**Exercise directions**
Set every record down verbatim and omit the pictures.

**Data rows**
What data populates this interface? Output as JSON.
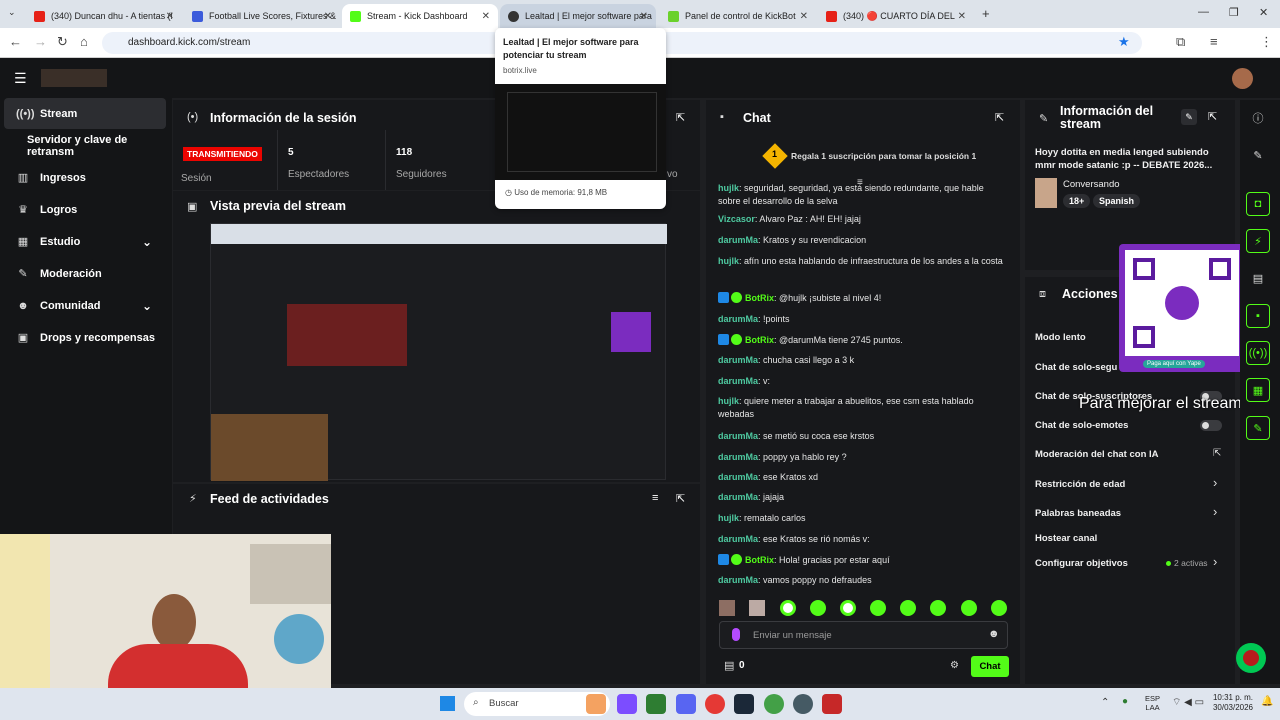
{
  "browser": {
    "tabs": [
      {
        "title": "(340) Duncan dhu - A tientas (l",
        "fav": "#e62117"
      },
      {
        "title": "Football Live Scores, Fixtures &",
        "fav": "#3b5bdb"
      },
      {
        "title": "Stream - Kick Dashboard",
        "fav": "#53fc18"
      },
      {
        "title": "Lealtad | El mejor software para",
        "fav": "#333"
      },
      {
        "title": "Panel de control de KickBot",
        "fav": "#6ad12b"
      },
      {
        "title": "(340) 🔴 CUARTO DÍA DEL",
        "fav": "#e62117"
      }
    ],
    "url": "dashboard.kick.com/stream",
    "tooltip": {
      "title": "Lealtad | El mejor software para potenciar tu stream",
      "domain": "botrix.live",
      "memory": "Uso de memoria: 91,8 MB"
    }
  },
  "sidebar": {
    "items": [
      {
        "label": "Stream",
        "icon": "broadcast-icon"
      },
      {
        "label": "Servidor y clave de retransm",
        "icon": ""
      },
      {
        "label": "Ingresos",
        "icon": "bars-icon"
      },
      {
        "label": "Logros",
        "icon": "trophy-icon"
      },
      {
        "label": "Estudio",
        "icon": "studio-icon"
      },
      {
        "label": "Moderación",
        "icon": "wrench-icon"
      },
      {
        "label": "Comunidad",
        "icon": "people-icon"
      },
      {
        "label": "Drops y recompensas",
        "icon": "gift-icon"
      }
    ]
  },
  "session": {
    "title": "Información de la sesión",
    "status": "TRANSMITIENDO",
    "session_label": "Sesión",
    "viewers": "5",
    "viewers_label": "Espectadores",
    "followers": "118",
    "followers_label": "Seguidores",
    "partial_label": "vo"
  },
  "preview": {
    "title": "Vista previa del stream"
  },
  "feed": {
    "title": "Feed de actividades"
  },
  "chat": {
    "title": "Chat",
    "gift_rank": "1",
    "gift_text": "Regala 1 suscripción para tomar la posición 1",
    "messages": [
      {
        "user": "hujlk",
        "text": "seguridad, seguridad, ya está siendo redundante, que hable sobre el desarrollo de la selva",
        "bot": false
      },
      {
        "user": "Vizcasor",
        "text": "Alvaro Paz : AH! EH! jajaj",
        "bot": false
      },
      {
        "user": "darumMa",
        "text": "Kratos y su revendicacion",
        "bot": false
      },
      {
        "user": "hujlk",
        "text": "afín uno esta hablando de infraestructura de los andes a la costa",
        "bot": false
      },
      {
        "user": "BotRix",
        "text": "@hujlk ¡subiste al nivel 4!",
        "bot": true
      },
      {
        "user": "darumMa",
        "text": "!points",
        "bot": false
      },
      {
        "user": "BotRix",
        "text": "@darumMa tiene 2745 puntos.",
        "bot": true
      },
      {
        "user": "darumMa",
        "text": "chucha casi llego a 3 k",
        "bot": false
      },
      {
        "user": "darumMa",
        "text": "v:",
        "bot": false
      },
      {
        "user": "hujlk",
        "text": "quiere meter a trabajar a abuelitos, ese csm esta hablado webadas",
        "bot": false
      },
      {
        "user": "darumMa",
        "text": "se metió su coca ese krstos",
        "bot": false
      },
      {
        "user": "darumMa",
        "text": "poppy ya hablo rey ?",
        "bot": false
      },
      {
        "user": "darumMa",
        "text": "ese Kratos xd",
        "bot": false
      },
      {
        "user": "darumMa",
        "text": "jajaja",
        "bot": false
      },
      {
        "user": "hujlk",
        "text": "rematalo carlos",
        "bot": false
      },
      {
        "user": "darumMa",
        "text": "ese Kratos se rió nomás v:",
        "bot": false
      },
      {
        "user": "BotRix",
        "text": "Hola! gracias por estar aquí",
        "bot": true
      },
      {
        "user": "darumMa",
        "text": "vamos poppy no defraudes",
        "bot": false
      }
    ],
    "input_placeholder": "Enviar un mensaje",
    "points": "0",
    "send_label": "Chat"
  },
  "stream_info": {
    "title": "Información del stream",
    "stream_title": "Hoyy dotita en media lenged subiendo mmr mode satanic :p -- DEBATE 2026...",
    "category": "Conversando",
    "tags": [
      "18+",
      "Spanish"
    ]
  },
  "actions": {
    "title": "Acciones",
    "rows": [
      {
        "label": "Modo lento"
      },
      {
        "label": "Chat de solo-segu"
      },
      {
        "label": "Chat de solo-suscriptores"
      },
      {
        "label": "Chat de solo-emotes"
      },
      {
        "label": "Moderación del chat con IA"
      },
      {
        "label": "Restricción de edad"
      },
      {
        "label": "Palabras baneadas"
      },
      {
        "label": "Hostear canal"
      },
      {
        "label": "Configurar objetivos"
      }
    ],
    "objetivos_status": "2 activas"
  },
  "overlay": {
    "caption": "Para mejorar el stream",
    "qr_caption": "Paga aquí con Yape"
  },
  "taskbar": {
    "search": "Buscar",
    "lang": "ESP",
    "lang2": "LAA",
    "time": "10:31 p. m.",
    "date": "30/03/2026"
  },
  "colors": {
    "accent": "#53fc18",
    "live": "#eb0400",
    "panel": "#17181b",
    "bg": "#1e1f22"
  }
}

**Solution**
What data populates this interface? Output as JSON.
{
  "browser": {
    "tabs": [
      {
        "title": "(340) Duncan dhu - A tientas (l",
        "fav": "#e62117"
      },
      {
        "title": "Football Live Scores, Fixtures &",
        "fav": "#3b5bdb"
      },
      {
        "title": "Stream - Kick Dashboard",
        "fav": "#53fc18"
      },
      {
        "title": "Lealtad | El mejor software para",
        "fav": "#333"
      },
      {
        "title": "Panel de control de KickBot",
        "fav": "#6ad12b"
      },
      {
        "title": "(340) 🔴 CUARTO DÍA DEL",
        "fav": "#e62117"
      }
    ],
    "url": "dashboard.kick.com/stream",
    "tooltip": {
      "title": "Lealtad | El mejor software para potenciar tu stream",
      "domain": "botrix.live",
      "memory": "Uso de memoria: 91,8 MB"
    }
  },
  "sidebar": {
    "items": [
      {
        "label": "Stream",
        "icon": "broadcast-icon"
      },
      {
        "label": "Servidor y clave de retransm",
        "icon": ""
      },
      {
        "label": "Ingresos",
        "icon": "bars-icon"
      },
      {
        "label": "Logros",
        "icon": "trophy-icon"
      },
      {
        "label": "Estudio",
        "icon": "studio-icon"
      },
      {
        "label": "Moderación",
        "icon": "wrench-icon"
      },
      {
        "label": "Comunidad",
        "icon": "people-icon"
      },
      {
        "label": "Drops y recompensas",
        "icon": "gift-icon"
      }
    ]
  },
  "session": {
    "title": "Información de la sesión",
    "status": "TRANSMITIENDO",
    "session_label": "Sesión",
    "viewers": "5",
    "viewers_label": "Espectadores",
    "followers": "118",
    "followers_label": "Seguidores",
    "partial_label": "vo"
  },
  "preview": {
    "title": "Vista previa del stream"
  },
  "feed": {
    "title": "Feed de actividades"
  },
  "chat": {
    "title": "Chat",
    "gift_rank": "1",
    "gift_text": "Regala 1 suscripción para tomar la posición 1",
    "messages": [
      {
        "user": "hujlk",
        "text": "seguridad, seguridad, ya está siendo redundante, que hable sobre el desarrollo de la selva",
        "bot": false
      },
      {
        "user": "Vizcasor",
        "text": "Alvaro Paz : AH! EH! jajaj",
        "bot": false
      },
      {
        "user": "darumMa",
        "text": "Kratos y su revendicacion",
        "bot": false
      },
      {
        "user": "hujlk",
        "text": "afín uno esta hablando de infraestructura de los andes a la costa",
        "bot": false
      },
      {
        "user": "BotRix",
        "text": "@hujlk ¡subiste al nivel 4!",
        "bot": true
      },
      {
        "user": "darumMa",
        "text": "!points",
        "bot": false
      },
      {
        "user": "BotRix",
        "text": "@darumMa tiene 2745 puntos.",
        "bot": true
      },
      {
        "user": "darumMa",
        "text": "chucha casi llego a 3 k",
        "bot": false
      },
      {
        "user": "darumMa",
        "text": "v:",
        "bot": false
      },
      {
        "user": "hujlk",
        "text": "quiere meter a trabajar a abuelitos, ese csm esta hablado webadas",
        "bot": false
      },
      {
        "user": "darumMa",
        "text": "se metió su coca ese krstos",
        "bot": false
      },
      {
        "user": "darumMa",
        "text": "poppy ya hablo rey ?",
        "bot": false
      },
      {
        "user": "darumMa",
        "text": "ese Kratos xd",
        "bot": false
      },
      {
        "user": "darumMa",
        "text": "jajaja",
        "bot": false
      },
      {
        "user": "hujlk",
        "text": "rematalo carlos",
        "bot": false
      },
      {
        "user": "darumMa",
        "text": "ese Kratos se rió nomás v:",
        "bot": false
      },
      {
        "user": "BotRix",
        "text": "Hola! gracias por estar aquí",
        "bot": true
      },
      {
        "user": "darumMa",
        "text": "vamos poppy no defraudes",
        "bot": false
      }
    ],
    "input_placeholder": "Enviar un mensaje",
    "points": "0",
    "send_label": "Chat"
  },
  "stream_info": {
    "title": "Información del stream",
    "stream_title": "Hoyy dotita en media lenged subiendo mmr mode satanic :p -- DEBATE 2026...",
    "category": "Conversando",
    "tags": [
      "18+",
      "Spanish"
    ]
  },
  "actions": {
    "title": "Acciones",
    "rows": [
      {
        "label": "Modo lento"
      },
      {
        "label": "Chat de solo-segu"
      },
      {
        "label": "Chat de solo-suscriptores"
      },
      {
        "label": "Chat de solo-emotes"
      },
      {
        "label": "Moderación del chat con IA"
      },
      {
        "label": "Restricción de edad"
      },
      {
        "label": "Palabras baneadas"
      },
      {
        "label": "Hostear canal"
      },
      {
        "label": "Configurar objetivos"
      }
    ],
    "objetivos_status": "2 activas"
  },
  "overlay": {
    "caption": "Para mejorar el stream",
    "qr_caption": "Paga aquí con Yape"
  },
  "taskbar": {
    "search": "Buscar",
    "lang": "ESP",
    "lang2": "LAA",
    "time": "10:31 p. m.",
    "date": "30/03/2026"
  },
  "colors": {
    "accent": "#53fc18",
    "live": "#eb0400",
    "panel": "#17181b",
    "bg": "#1e1f22"
  }
}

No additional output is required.